■ **RECORDS SUPPLIED**
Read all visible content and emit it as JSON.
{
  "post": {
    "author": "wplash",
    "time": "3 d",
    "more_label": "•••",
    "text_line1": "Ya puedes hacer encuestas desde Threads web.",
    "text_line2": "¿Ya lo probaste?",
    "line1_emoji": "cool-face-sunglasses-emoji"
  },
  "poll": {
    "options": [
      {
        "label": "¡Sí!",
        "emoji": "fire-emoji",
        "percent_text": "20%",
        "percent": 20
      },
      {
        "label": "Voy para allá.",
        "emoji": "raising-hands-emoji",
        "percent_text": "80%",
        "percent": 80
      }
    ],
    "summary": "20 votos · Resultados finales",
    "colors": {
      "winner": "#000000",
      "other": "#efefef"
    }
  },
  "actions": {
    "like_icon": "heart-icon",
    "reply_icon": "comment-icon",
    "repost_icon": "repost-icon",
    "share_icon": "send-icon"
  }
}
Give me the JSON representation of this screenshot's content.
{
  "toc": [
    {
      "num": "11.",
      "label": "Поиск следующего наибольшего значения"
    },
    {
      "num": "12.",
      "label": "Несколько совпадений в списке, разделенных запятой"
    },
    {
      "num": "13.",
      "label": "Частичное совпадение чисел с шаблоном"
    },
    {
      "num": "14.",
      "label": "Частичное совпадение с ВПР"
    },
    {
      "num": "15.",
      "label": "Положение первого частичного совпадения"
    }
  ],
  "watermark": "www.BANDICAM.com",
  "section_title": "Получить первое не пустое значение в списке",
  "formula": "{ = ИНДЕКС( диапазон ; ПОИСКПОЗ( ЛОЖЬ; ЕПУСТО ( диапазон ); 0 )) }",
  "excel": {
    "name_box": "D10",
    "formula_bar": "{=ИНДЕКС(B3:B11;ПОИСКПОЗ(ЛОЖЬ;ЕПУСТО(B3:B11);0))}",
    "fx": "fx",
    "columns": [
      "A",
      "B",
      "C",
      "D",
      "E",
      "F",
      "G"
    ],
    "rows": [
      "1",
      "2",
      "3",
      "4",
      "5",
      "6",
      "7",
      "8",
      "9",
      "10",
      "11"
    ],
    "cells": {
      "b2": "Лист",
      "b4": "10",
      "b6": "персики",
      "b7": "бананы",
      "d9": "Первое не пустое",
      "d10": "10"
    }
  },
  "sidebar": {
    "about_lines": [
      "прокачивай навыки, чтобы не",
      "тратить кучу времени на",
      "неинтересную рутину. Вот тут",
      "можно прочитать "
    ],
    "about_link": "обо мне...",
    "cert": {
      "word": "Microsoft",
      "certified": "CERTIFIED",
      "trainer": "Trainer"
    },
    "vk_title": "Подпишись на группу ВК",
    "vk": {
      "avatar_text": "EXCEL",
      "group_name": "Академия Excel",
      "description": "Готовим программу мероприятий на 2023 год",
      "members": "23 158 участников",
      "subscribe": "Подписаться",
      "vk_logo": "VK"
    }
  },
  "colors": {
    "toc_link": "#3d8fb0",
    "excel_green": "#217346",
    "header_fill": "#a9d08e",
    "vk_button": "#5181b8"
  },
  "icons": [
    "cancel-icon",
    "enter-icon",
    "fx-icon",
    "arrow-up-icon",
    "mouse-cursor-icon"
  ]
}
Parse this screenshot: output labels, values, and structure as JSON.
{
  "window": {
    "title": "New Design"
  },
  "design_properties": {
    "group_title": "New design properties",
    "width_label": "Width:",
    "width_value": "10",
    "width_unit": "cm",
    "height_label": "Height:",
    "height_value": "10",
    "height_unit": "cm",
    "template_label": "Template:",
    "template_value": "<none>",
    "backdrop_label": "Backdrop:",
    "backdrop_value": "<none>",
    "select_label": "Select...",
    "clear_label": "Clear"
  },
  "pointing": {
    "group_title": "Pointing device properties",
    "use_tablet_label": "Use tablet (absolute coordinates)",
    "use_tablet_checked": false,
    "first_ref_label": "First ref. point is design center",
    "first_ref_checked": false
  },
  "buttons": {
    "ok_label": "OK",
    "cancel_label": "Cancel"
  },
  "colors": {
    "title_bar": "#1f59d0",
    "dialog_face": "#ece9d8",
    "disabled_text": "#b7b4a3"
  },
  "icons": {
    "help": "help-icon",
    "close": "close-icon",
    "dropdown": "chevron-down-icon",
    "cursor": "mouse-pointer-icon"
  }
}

■ **DIRECTION**
Which lines hold the string "none"? List them all.

■ **ANSWER BELOW**
    "template_value": "<none>",
    "backdrop_value": "<none>",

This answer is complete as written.